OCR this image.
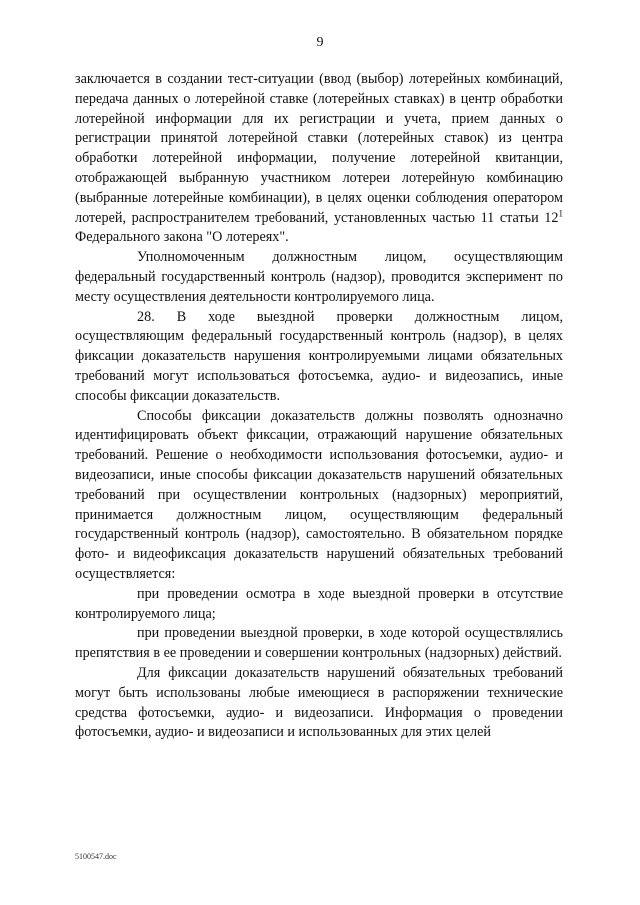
9

заключается в создании тест-ситуации (ввод (выбор) лотерейных комбинаций, передача данных о лотерейной ставке (лотерейных ставках) в центр обработки лотерейной информации для их регистрации и учета, прием данных о регистрации принятой лотерейной ставки (лотерейных ставок) из центра обработки лотерейной информации, получение лотерейной квитанции, отображающей выбранную участником лотереи лотерейную комбинацию (выбранные лотерейные комбинации), в целях оценки соблюдения оператором лотерей, распространителем требований, установленных частью 11 статьи $12^1$ Федерального закона "О лотереях".

Уполномоченным должностным лицом, осуществляющим федеральный государственный контроль (надзор), проводится эксперимент по месту осуществления деятельности контролируемого лица.

28. В ходе выездной проверки должностным лицом, осуществляющим федеральный государственный контроль (надзор), в целях фиксации доказательств нарушения контролируемыми лицами обязательных требований могут использоваться фотосъемка, аудио- и видеозапись, иные способы фиксации доказательств.

Способы фиксации доказательств должны позволять однозначно идентифицировать объект фиксации, отражающий нарушение обязательных требований. Решение о необходимости использования фотосъемки, аудио- и видеозаписи, иные способы фиксации доказательств нарушений обязательных требований при осуществлении контрольных (надзорных) мероприятий, принимается должностным лицом, осуществляющим федеральный государственный контроль (надзор), самостоятельно. В обязательном порядке фото- и видеофиксация доказательств нарушений обязательных требований осуществляется:

при проведении осмотра в ходе выездной проверки в отсутствие контролируемого лица;

при проведении выездной проверки, в ходе которой осуществлялись препятствия в ее проведении и совершении контрольных (надзорных) действий.

Для фиксации доказательств нарушений обязательных требований могут быть использованы любые имеющиеся в распоряжении технические средства фотосъемки, аудио- и видеозаписи. Информация о проведении фотосъемки, аудио- и видеозаписи и использованных для этих целей

5100547.doc
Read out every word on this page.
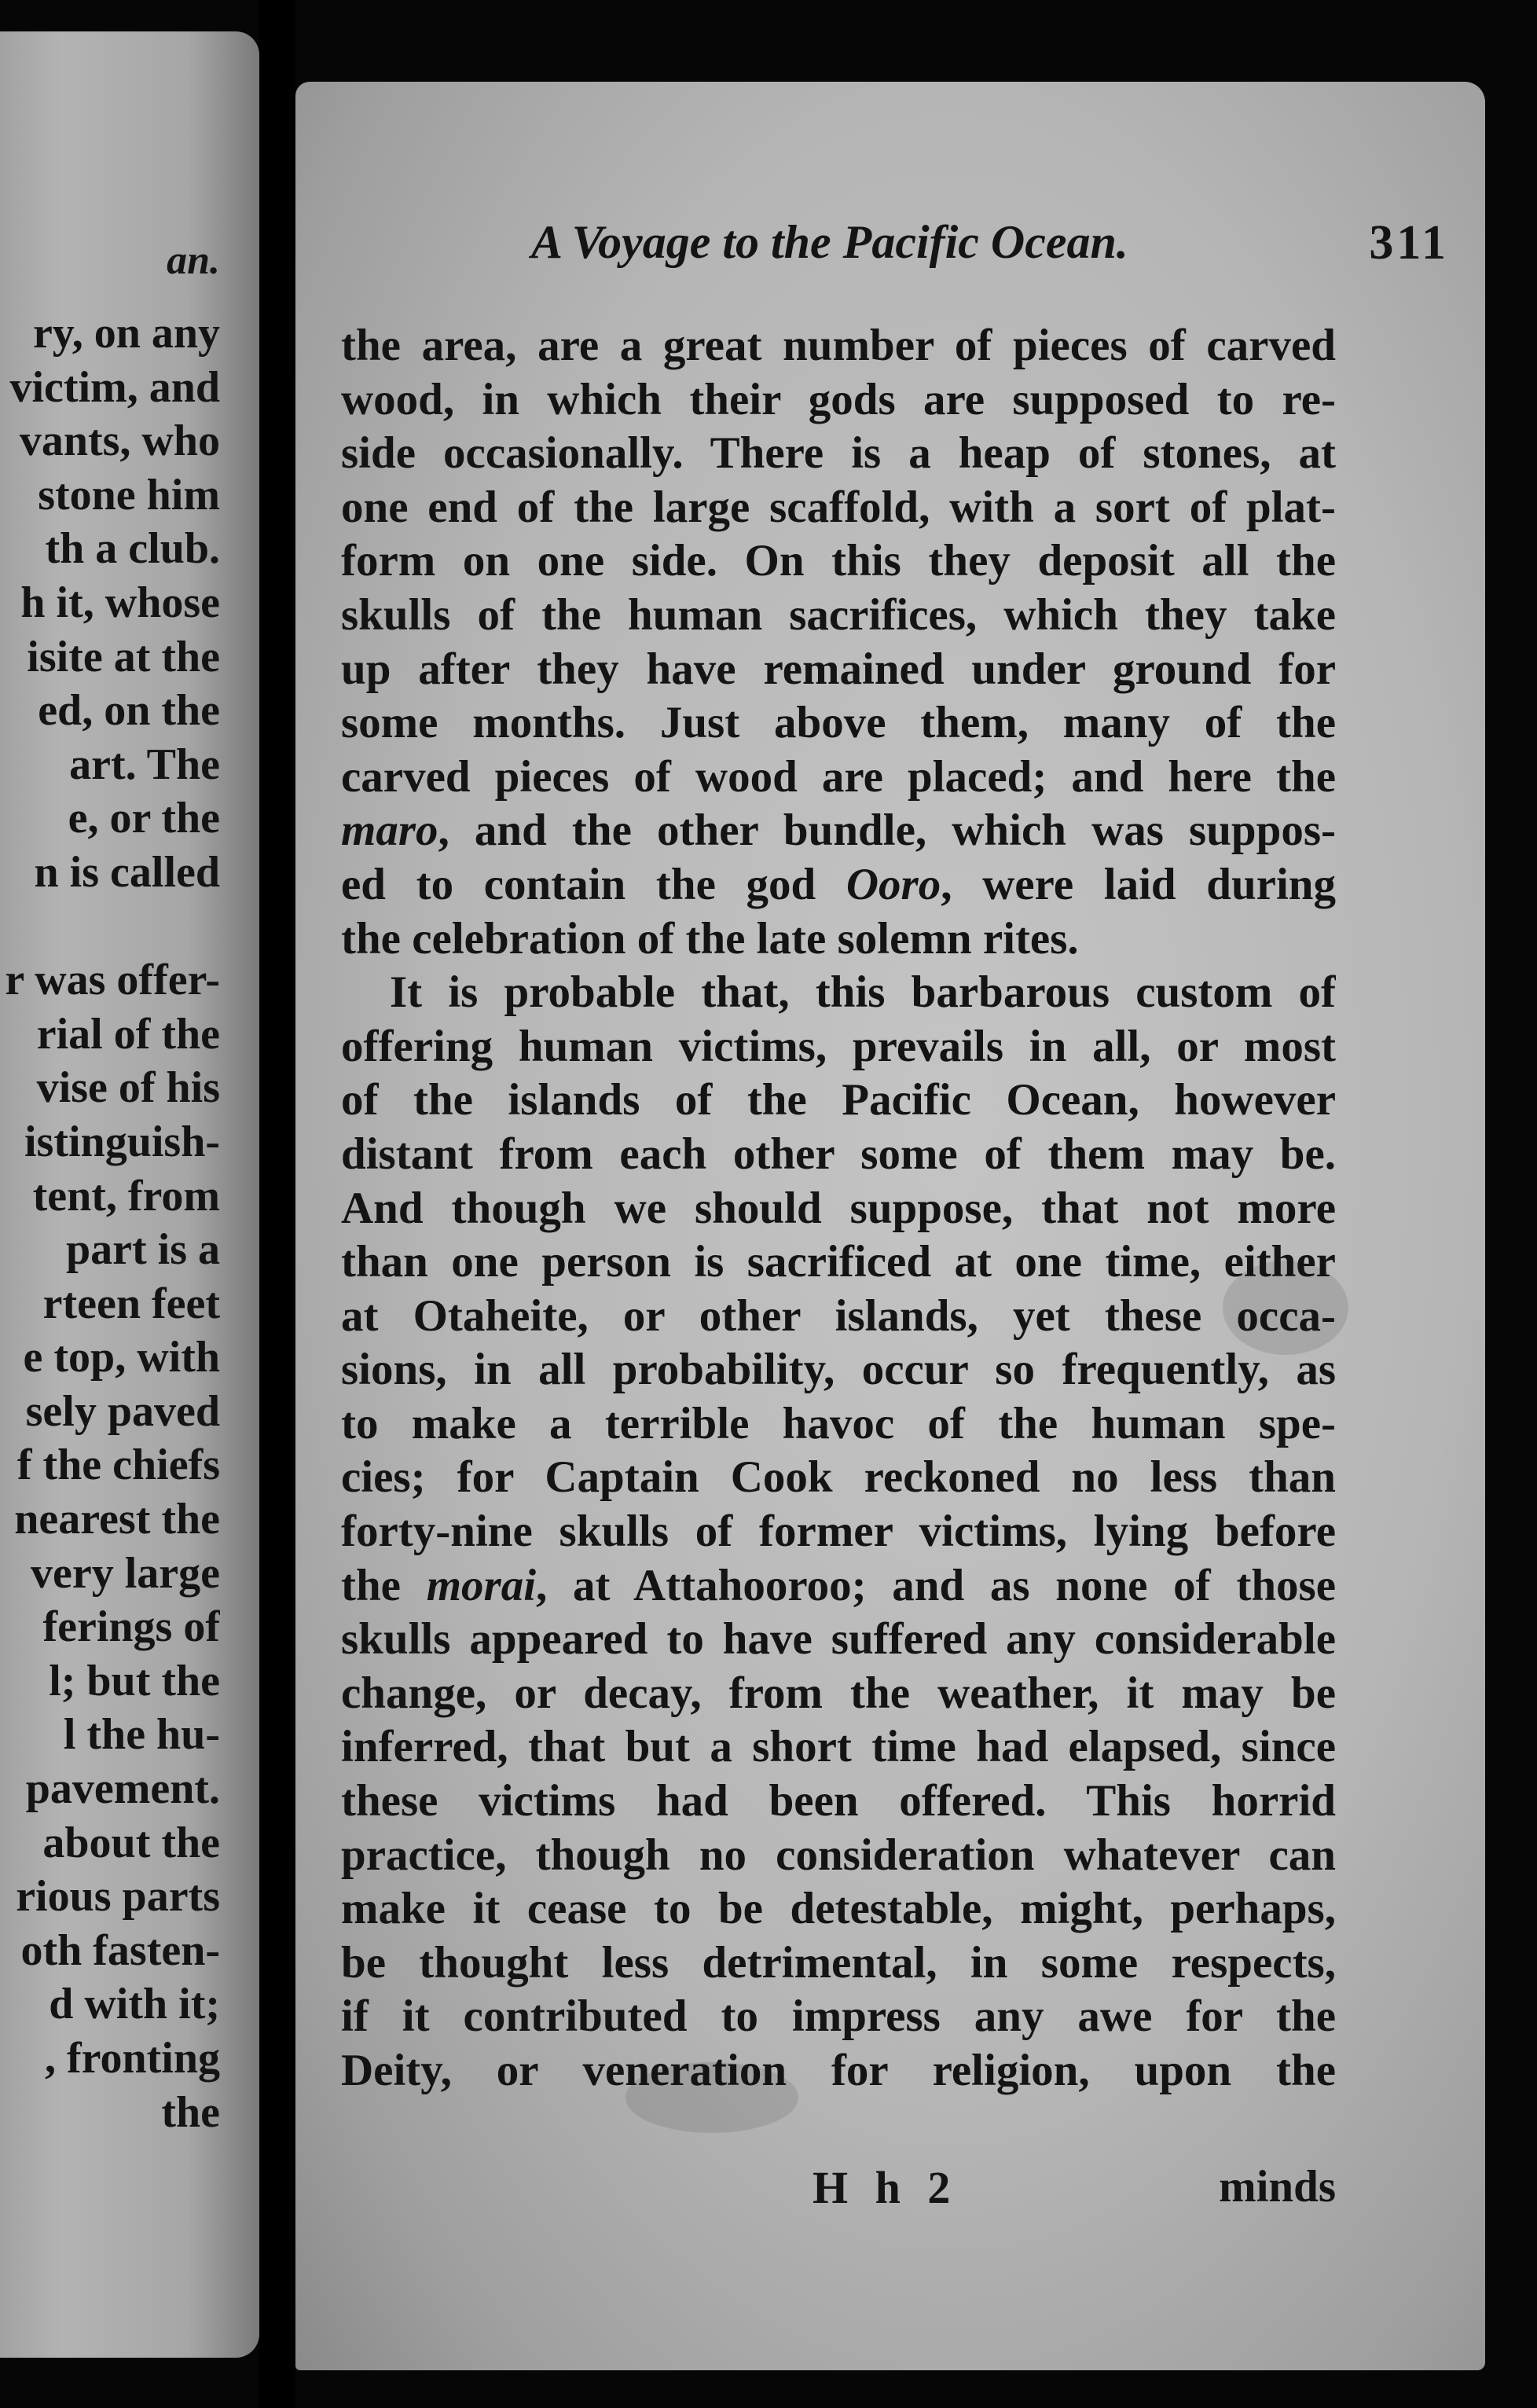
an.
ry, on any
victim, and
vants, who
stone him
th a club.
h it, whose
isite at the
ed, on the
art. The
e, or the
n is called
r was offer-
rial of the
vise of his
istinguish-
tent, from
part is a
rteen feet
e top, with
sely paved
f the chiefs
nearest the
very large
ferings of
l; but the
l the hu-
pavement.
about the
rious parts
oth fasten-
d with it;
, fronting
the
A Voyage to the Pacific Ocean.	311
the area, are a great number of pieces of carved
wood, in which their gods are supposed to re-
side occasionally. There is a heap of stones, at
one end of the large scaffold, with a sort of plat-
form on one side. On this they deposit all the
skulls of the human sacrifices, which they take
up after they have remained under ground for
some months. Just above them, many of the
carved pieces of wood are placed; and here the
maro, and the other bundle, which was suppos-
ed to contain the god Ooro, were laid during
the celebration of the late solemn rites.
It is probable that, this barbarous custom of
offering human victims, prevails in all, or most
of the islands of the Pacific Ocean, however
distant from each other some of them may be.
And though we should suppose, that not more
than one person is sacrificed at one time, either
at Otaheite, or other islands, yet these occa-
sions, in all probability, occur so frequently, as
to make a terrible havoc of the human spe-
cies; for Captain Cook reckoned no less than
forty-nine skulls of former victims, lying before
the morai, at Attahooroo; and as none of those
skulls appeared to have suffered any considerable
change, or decay, from the weather, it may be
inferred, that but a short time had elapsed, since
these victims had been offered. This horrid
practice, though no consideration whatever can
make it cease to be detestable, might, perhaps,
be thought less detrimental, in some respects,
if it contributed to impress any awe for the
Deity, or veneration for religion, upon the
H h 2	minds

++++++++++++++++++++

Show every line in the entries where the string "carved" occurs.

the area, are a great number of pieces of carved
carved pieces of wood are placed; and here the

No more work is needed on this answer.